(Goal of the exercise) Which lines below hold the word "надії"? Report each one.

(Information shown)
---+---

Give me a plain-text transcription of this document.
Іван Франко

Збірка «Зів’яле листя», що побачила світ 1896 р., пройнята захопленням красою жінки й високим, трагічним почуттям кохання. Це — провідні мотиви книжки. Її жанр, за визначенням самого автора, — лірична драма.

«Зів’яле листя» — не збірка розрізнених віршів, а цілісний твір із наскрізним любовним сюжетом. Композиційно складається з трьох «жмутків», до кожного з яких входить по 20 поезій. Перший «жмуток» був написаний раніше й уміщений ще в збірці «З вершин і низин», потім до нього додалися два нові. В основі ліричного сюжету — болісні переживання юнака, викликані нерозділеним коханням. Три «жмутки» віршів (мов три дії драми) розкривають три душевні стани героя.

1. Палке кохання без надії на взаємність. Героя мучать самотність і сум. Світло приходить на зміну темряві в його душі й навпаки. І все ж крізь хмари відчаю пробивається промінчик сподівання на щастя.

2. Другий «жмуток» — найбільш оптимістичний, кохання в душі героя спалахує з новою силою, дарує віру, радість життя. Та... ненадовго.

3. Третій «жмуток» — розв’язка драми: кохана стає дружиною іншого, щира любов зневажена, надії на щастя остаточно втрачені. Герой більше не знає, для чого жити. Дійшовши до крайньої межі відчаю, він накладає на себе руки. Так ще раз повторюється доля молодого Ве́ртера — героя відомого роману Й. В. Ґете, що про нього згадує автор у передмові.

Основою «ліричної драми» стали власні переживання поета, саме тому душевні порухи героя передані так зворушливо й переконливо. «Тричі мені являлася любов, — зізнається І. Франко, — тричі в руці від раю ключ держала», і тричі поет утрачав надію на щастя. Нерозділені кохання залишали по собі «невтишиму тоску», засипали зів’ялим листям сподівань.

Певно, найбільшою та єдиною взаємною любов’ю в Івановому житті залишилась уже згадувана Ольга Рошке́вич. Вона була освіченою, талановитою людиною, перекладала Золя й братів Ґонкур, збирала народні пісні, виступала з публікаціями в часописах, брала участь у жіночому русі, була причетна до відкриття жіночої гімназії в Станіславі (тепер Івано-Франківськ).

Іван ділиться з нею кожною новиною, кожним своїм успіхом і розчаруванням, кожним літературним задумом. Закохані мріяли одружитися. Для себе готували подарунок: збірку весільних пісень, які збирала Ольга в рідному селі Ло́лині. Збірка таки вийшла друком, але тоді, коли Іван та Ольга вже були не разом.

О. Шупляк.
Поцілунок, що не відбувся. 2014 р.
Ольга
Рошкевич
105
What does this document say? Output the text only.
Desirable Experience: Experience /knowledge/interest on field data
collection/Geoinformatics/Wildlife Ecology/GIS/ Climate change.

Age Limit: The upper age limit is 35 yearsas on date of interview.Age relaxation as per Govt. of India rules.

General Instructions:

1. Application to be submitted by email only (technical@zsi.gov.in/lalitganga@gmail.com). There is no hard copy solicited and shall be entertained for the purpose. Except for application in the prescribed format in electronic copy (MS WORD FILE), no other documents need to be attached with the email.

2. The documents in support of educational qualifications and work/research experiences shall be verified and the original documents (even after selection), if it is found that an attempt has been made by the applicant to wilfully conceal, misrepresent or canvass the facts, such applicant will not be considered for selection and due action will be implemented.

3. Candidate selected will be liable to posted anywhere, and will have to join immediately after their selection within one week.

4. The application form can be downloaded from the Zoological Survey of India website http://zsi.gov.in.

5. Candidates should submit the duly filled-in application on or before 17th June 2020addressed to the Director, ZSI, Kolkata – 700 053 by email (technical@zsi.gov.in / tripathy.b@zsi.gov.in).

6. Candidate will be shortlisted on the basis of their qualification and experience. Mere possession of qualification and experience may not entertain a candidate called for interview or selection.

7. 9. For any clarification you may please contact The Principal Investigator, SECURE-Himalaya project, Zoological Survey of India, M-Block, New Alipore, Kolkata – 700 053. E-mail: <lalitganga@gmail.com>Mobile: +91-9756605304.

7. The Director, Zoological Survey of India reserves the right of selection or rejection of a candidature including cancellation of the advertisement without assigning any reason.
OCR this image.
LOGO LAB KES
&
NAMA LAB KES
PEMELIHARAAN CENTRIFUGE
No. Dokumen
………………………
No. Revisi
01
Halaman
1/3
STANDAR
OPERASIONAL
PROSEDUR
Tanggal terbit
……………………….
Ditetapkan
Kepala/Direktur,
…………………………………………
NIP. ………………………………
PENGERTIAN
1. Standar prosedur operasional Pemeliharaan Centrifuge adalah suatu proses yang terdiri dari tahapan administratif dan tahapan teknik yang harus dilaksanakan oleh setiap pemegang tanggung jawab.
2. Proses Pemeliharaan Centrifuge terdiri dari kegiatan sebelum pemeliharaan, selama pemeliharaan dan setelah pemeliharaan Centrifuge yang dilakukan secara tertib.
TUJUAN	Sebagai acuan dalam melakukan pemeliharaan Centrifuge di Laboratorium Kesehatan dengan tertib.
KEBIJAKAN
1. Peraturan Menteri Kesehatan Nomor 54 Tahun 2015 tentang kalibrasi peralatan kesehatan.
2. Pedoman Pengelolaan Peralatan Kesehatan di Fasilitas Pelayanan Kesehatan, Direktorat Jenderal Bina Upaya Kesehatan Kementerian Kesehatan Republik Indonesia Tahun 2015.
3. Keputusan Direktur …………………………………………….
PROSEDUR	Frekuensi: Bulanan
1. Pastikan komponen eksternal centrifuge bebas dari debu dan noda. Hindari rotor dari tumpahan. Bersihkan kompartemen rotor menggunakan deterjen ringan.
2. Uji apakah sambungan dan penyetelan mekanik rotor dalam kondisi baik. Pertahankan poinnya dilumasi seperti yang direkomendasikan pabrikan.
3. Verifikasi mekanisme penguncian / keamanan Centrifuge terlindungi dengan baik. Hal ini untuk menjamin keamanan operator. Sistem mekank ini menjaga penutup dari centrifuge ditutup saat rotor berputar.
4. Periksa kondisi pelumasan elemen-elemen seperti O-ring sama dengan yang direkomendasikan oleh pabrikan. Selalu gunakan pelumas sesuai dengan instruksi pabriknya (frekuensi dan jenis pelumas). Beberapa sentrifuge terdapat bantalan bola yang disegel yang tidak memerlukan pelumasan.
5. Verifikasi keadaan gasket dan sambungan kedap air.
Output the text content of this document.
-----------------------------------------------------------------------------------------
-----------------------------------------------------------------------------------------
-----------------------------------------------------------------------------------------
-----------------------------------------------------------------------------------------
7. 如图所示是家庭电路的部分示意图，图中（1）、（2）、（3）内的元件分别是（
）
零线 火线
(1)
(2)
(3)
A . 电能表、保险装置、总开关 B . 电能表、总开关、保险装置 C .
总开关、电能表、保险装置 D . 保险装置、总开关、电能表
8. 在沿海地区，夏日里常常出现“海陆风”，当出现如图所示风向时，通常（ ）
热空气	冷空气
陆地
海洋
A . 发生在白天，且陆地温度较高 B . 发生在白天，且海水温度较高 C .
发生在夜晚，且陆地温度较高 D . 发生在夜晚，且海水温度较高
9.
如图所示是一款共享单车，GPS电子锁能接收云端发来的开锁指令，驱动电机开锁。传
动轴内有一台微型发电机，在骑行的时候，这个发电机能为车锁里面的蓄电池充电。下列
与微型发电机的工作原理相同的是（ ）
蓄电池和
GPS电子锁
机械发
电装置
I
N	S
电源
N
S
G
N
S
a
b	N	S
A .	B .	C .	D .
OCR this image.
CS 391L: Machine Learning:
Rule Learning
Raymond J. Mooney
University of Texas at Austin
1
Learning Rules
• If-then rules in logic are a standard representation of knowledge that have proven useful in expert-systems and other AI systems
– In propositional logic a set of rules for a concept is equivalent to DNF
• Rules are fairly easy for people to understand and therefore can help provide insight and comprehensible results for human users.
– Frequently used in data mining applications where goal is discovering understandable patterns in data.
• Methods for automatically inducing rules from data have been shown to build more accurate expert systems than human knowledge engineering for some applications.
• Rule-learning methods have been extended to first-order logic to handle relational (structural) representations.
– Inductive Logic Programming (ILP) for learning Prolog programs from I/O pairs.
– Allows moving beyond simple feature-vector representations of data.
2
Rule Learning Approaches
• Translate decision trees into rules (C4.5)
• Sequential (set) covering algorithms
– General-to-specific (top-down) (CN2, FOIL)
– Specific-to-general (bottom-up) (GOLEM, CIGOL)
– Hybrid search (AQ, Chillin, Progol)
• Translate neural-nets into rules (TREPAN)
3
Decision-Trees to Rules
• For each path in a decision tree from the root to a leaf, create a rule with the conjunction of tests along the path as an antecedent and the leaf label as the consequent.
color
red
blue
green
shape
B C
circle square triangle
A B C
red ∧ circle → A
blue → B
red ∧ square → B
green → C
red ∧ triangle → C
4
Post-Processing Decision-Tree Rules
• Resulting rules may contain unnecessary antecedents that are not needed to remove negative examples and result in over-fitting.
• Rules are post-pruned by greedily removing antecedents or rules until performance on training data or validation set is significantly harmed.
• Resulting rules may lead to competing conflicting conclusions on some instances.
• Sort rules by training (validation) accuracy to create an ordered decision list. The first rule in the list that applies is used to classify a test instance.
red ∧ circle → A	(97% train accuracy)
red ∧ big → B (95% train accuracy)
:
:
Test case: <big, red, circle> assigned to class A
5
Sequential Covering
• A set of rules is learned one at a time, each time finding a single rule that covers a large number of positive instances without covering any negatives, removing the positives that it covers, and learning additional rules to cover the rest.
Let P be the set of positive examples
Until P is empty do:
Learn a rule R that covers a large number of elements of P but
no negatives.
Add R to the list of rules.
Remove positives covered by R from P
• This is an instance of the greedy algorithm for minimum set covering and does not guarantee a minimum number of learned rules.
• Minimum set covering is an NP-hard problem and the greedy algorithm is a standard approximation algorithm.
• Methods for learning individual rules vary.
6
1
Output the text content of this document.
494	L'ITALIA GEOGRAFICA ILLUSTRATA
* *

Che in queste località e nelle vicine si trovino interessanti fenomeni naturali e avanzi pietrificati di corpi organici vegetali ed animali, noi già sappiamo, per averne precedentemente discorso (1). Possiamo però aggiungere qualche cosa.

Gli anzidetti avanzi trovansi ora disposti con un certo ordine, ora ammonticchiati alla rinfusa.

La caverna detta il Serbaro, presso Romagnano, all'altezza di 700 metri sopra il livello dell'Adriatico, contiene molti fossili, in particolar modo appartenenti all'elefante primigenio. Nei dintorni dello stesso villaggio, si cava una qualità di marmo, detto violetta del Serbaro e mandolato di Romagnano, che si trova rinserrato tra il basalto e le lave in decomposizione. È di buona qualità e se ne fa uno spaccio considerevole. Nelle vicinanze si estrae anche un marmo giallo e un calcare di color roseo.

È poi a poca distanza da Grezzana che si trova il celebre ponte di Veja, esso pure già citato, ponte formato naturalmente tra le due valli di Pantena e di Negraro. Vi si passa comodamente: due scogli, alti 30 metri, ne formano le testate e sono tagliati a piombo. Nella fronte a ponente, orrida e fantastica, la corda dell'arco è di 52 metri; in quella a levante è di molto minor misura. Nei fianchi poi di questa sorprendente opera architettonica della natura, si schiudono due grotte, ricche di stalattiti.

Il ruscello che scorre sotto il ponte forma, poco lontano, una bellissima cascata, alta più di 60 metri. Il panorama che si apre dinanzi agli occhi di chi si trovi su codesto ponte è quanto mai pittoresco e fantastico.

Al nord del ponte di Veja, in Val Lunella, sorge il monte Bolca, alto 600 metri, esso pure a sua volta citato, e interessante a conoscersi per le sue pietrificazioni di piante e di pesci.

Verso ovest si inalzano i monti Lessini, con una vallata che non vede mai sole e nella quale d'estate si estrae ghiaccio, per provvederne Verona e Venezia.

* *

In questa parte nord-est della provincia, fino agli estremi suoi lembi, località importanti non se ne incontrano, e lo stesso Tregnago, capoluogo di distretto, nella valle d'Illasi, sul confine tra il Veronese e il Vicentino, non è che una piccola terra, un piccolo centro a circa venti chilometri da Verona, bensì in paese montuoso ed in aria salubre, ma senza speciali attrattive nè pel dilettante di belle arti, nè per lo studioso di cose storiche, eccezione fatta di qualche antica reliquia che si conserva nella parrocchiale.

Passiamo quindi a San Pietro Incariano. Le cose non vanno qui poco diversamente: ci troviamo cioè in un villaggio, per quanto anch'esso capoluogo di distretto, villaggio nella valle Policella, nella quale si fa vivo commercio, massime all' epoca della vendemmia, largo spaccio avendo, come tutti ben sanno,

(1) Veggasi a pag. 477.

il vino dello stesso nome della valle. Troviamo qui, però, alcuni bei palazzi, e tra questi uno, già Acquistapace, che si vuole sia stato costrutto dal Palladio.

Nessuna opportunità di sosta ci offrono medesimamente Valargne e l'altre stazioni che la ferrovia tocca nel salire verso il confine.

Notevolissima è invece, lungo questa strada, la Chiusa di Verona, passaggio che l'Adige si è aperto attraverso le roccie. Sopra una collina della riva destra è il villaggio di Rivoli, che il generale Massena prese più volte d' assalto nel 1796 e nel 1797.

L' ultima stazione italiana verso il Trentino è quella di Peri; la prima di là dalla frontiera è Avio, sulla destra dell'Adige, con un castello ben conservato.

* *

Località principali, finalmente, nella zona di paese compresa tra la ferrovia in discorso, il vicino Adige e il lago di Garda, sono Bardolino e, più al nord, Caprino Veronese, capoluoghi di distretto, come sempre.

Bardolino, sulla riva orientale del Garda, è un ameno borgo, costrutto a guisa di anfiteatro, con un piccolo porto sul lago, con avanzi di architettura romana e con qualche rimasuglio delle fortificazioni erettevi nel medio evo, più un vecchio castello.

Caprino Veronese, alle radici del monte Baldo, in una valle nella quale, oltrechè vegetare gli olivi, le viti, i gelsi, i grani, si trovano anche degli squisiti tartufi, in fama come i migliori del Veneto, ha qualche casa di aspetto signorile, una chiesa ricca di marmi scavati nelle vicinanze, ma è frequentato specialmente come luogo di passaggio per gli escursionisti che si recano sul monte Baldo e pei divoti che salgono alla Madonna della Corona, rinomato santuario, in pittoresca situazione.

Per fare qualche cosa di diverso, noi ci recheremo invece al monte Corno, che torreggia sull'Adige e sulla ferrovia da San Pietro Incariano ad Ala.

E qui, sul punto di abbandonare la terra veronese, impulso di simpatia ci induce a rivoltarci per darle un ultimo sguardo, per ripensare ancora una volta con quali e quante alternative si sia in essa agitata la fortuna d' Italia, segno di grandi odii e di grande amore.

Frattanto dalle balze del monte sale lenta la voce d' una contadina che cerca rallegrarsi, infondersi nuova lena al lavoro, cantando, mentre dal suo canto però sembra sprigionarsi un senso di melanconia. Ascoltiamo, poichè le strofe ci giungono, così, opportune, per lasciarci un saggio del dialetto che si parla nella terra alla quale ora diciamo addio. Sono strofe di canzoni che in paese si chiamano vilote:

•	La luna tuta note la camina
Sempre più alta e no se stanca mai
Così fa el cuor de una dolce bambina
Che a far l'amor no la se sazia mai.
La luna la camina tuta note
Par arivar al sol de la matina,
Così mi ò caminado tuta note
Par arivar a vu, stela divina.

---+---

(Exercise output)
1. Палке кохання без надії на взаємність. Героя мучать самотність і сум. Світло приходить на зміну темряві в його душі й навпаки. І все ж крізь хмари відчаю пробивається промінчик сподівання на щастя.
3. Третій «жмуток» — розв’язка драми: кохана стає дружиною іншого, щира любов зневажена, надії на щастя остаточно втрачені. Герой більше не знає, для чого жити. Дійшовши до крайньої межі відчаю, він накладає на себе руки. Так ще раз повторюється доля молодого Ве́ртера — героя відомого роману Й. В. Ґете, що про нього згадує автор у передмові.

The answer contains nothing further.